● **DESCRIPTION OF THE TASK**
Every entry should be repeated exactly. Omit the pictures.

● **RECORDS TO PROCESS**
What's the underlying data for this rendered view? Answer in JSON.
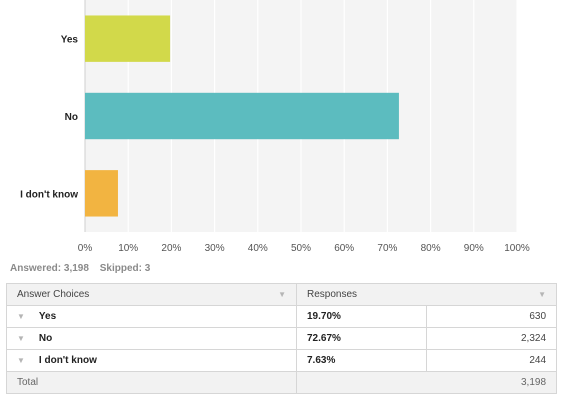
{
  "chart_data": {
    "type": "bar",
    "orientation": "horizontal",
    "categories": [
      "Yes",
      "No",
      "I don't know"
    ],
    "values": [
      19.7,
      72.67,
      7.63
    ],
    "colors": [
      "#d2d94a",
      "#5cbcbf",
      "#f2b441"
    ],
    "xlim": [
      0,
      100
    ],
    "x_ticks": [
      "0%",
      "10%",
      "20%",
      "30%",
      "40%",
      "50%",
      "60%",
      "70%",
      "80%",
      "90%",
      "100%"
    ],
    "grid": true
  },
  "summary": {
    "answered": "Answered: 3,198",
    "skipped": "Skipped: 3"
  },
  "table": {
    "header_choices": "Answer Choices",
    "header_responses": "Responses",
    "rows": [
      {
        "choice": "Yes",
        "pct": "19.70%",
        "count": "630"
      },
      {
        "choice": "No",
        "pct": "72.67%",
        "count": "2,324"
      },
      {
        "choice": "I don't know",
        "pct": "7.63%",
        "count": "244"
      }
    ],
    "total_label": "Total",
    "total_count": "3,198"
  },
  "icons": {
    "sort": "sort-caret-icon",
    "row": "row-caret-icon"
  }
}
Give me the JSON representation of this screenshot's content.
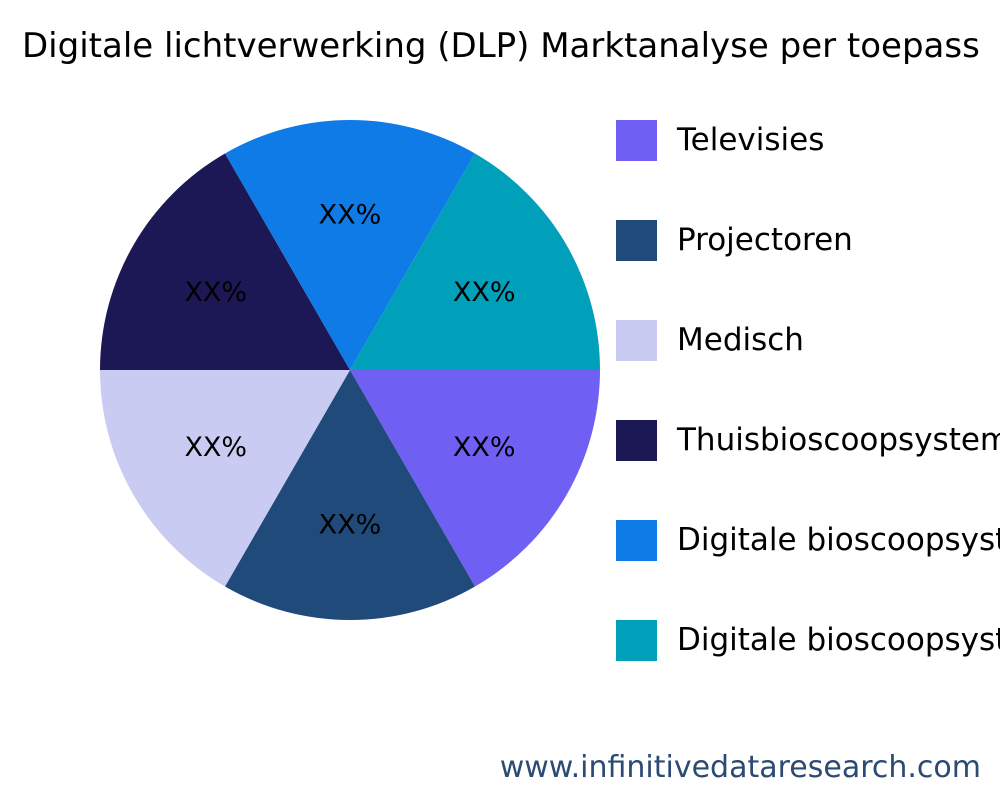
{
  "chart_data": {
    "type": "pie",
    "title": "Digitale lichtverwerking (DLP) Marktanalyse per toepass",
    "slices": [
      {
        "name": "Televisies",
        "value": 16.67,
        "label": "XX%",
        "color": "#6f5ff2"
      },
      {
        "name": "Projectoren",
        "value": 16.67,
        "label": "XX%",
        "color": "#1f4a7a"
      },
      {
        "name": "Medisch",
        "value": 16.67,
        "label": "XX%",
        "color": "#c9cbf2"
      },
      {
        "name": "Thuisbioscoopsysteme",
        "value": 16.67,
        "label": "XX%",
        "color": "#1c1755"
      },
      {
        "name": "Digitale bioscoopsyste",
        "value": 16.67,
        "label": "XX%",
        "color": "#0e7be6"
      },
      {
        "name": "Digitale bioscoopsyste",
        "value": 16.67,
        "label": "XX%",
        "color": "#009fba"
      }
    ],
    "legend_position": "right"
  },
  "footer": {
    "source_url": "www.infinitivedataresearch.com"
  }
}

● **OUTPUT**
What's the underlying data for this rendered view? Answer in JSON.
{
  "chart_data": {
    "type": "bar",
    "orientation": "horizontal",
    "categories": [
      "Yes",
      "No",
      "I don't know"
    ],
    "values": [
      19.7,
      72.67,
      7.63
    ],
    "colors": [
      "#d2d94a",
      "#5cbcbf",
      "#f2b441"
    ],
    "xlim": [
      0,
      100
    ],
    "x_ticks": [
      "0%",
      "10%",
      "20%",
      "30%",
      "40%",
      "50%",
      "60%",
      "70%",
      "80%",
      "90%",
      "100%"
    ],
    "grid": true
  },
  "summary": {
    "answered": "Answered: 3,198",
    "skipped": "Skipped: 3"
  },
  "table": {
    "header_choices": "Answer Choices",
    "header_responses": "Responses",
    "rows": [
      {
        "choice": "Yes",
        "pct": "19.70%",
        "count": "630"
      },
      {
        "choice": "No",
        "pct": "72.67%",
        "count": "2,324"
      },
      {
        "choice": "I don't know",
        "pct": "7.63%",
        "count": "244"
      }
    ],
    "total_label": "Total",
    "total_count": "3,198"
  },
  "icons": {
    "sort": "sort-caret-icon",
    "row": "row-caret-icon"
  }
}
Give me the JSON representation of this screenshot's content.
{
  "chart_data": {
    "type": "pie",
    "title": "Digitale lichtverwerking (DLP) Marktanalyse per toepass",
    "slices": [
      {
        "name": "Televisies",
        "value": 16.67,
        "label": "XX%",
        "color": "#6f5ff2"
      },
      {
        "name": "Projectoren",
        "value": 16.67,
        "label": "XX%",
        "color": "#1f4a7a"
      },
      {
        "name": "Medisch",
        "value": 16.67,
        "label": "XX%",
        "color": "#c9cbf2"
      },
      {
        "name": "Thuisbioscoopsysteme",
        "value": 16.67,
        "label": "XX%",
        "color": "#1c1755"
      },
      {
        "name": "Digitale bioscoopsyste",
        "value": 16.67,
        "label": "XX%",
        "color": "#0e7be6"
      },
      {
        "name": "Digitale bioscoopsyste",
        "value": 16.67,
        "label": "XX%",
        "color": "#009fba"
      }
    ],
    "legend_position": "right"
  },
  "footer": {
    "source_url": "www.infinitivedataresearch.com"
  }
}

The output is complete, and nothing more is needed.